Exercise brief: For the data below, report only the number of lines containing the string "JSON".

Task input:
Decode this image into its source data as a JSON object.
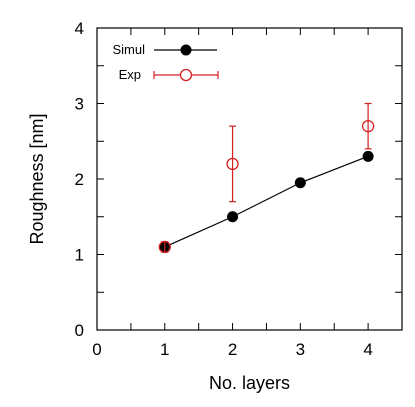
{
  "chart_data": {
    "type": "scatter",
    "title": "",
    "xlabel": "No. layers",
    "ylabel": "Roughness [nm]",
    "xlim": [
      0,
      4.5
    ],
    "ylim": [
      0,
      4
    ],
    "xticks": [
      0,
      1,
      2,
      3,
      4
    ],
    "yticks": [
      0,
      1,
      2,
      3,
      4
    ],
    "legend_position": "top-left",
    "series": [
      {
        "name": "Simul",
        "style": "line-with-filled-circles",
        "color": "#000000",
        "x": [
          1,
          2,
          3,
          4
        ],
        "y": [
          1.1,
          1.5,
          1.95,
          2.3
        ]
      },
      {
        "name": "Exp",
        "style": "open-circles-with-error-bars",
        "color": "#d62020",
        "x": [
          1,
          2,
          4
        ],
        "y": [
          1.1,
          2.2,
          2.7
        ],
        "yerr": [
          0.07,
          0.5,
          0.3
        ]
      }
    ]
  }
}
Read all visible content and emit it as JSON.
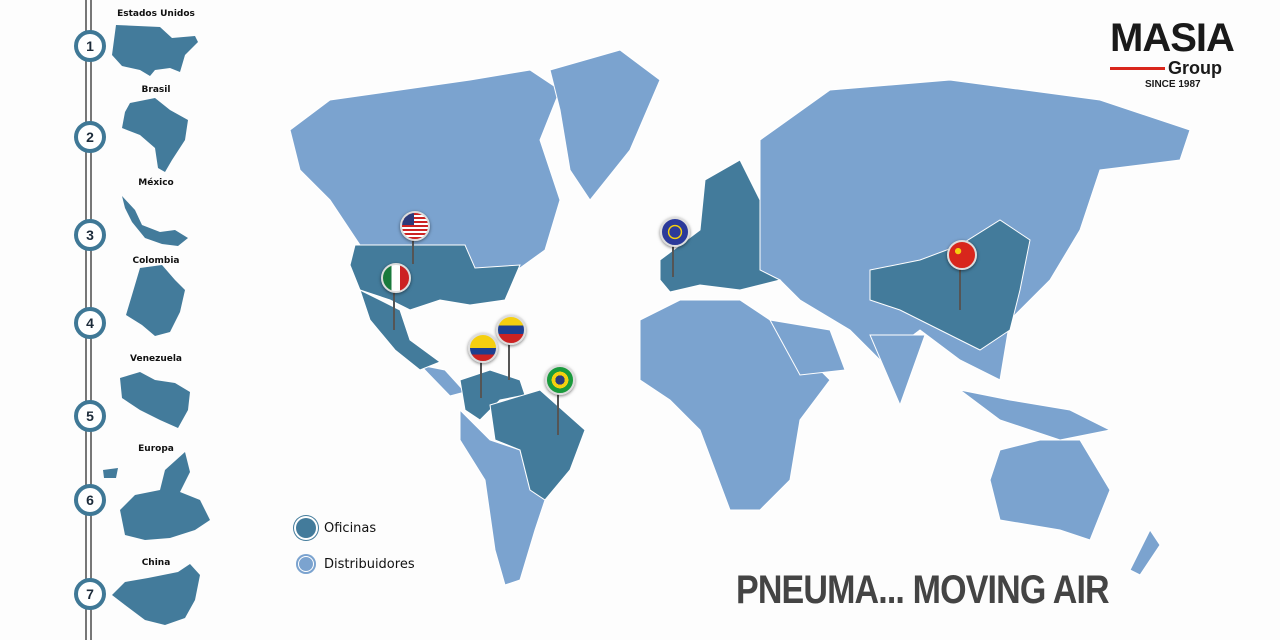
{
  "brand": {
    "name": "MASIA",
    "sub": "Group",
    "since": "SINCE 1987",
    "accent": "#d9261c"
  },
  "timeline": [
    {
      "n": "1",
      "country": "Estados Unidos"
    },
    {
      "n": "2",
      "country": "Brasil"
    },
    {
      "n": "3",
      "country": "México"
    },
    {
      "n": "4",
      "country": "Colombia"
    },
    {
      "n": "5",
      "country": "Venezuela"
    },
    {
      "n": "6",
      "country": "Europa"
    },
    {
      "n": "7",
      "country": "China"
    }
  ],
  "legend": {
    "offices": "Oficinas",
    "distributors": "Distribuidores"
  },
  "colors": {
    "offices": "#437b9b",
    "distributors": "#7ba3cf"
  },
  "pins": [
    "flag-usa",
    "flag-mexico",
    "flag-colombia",
    "flag-venezuela",
    "flag-brazil",
    "flag-eu",
    "flag-china"
  ],
  "slogan": "PNEUMA... MOVING AIR"
}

Final result: 2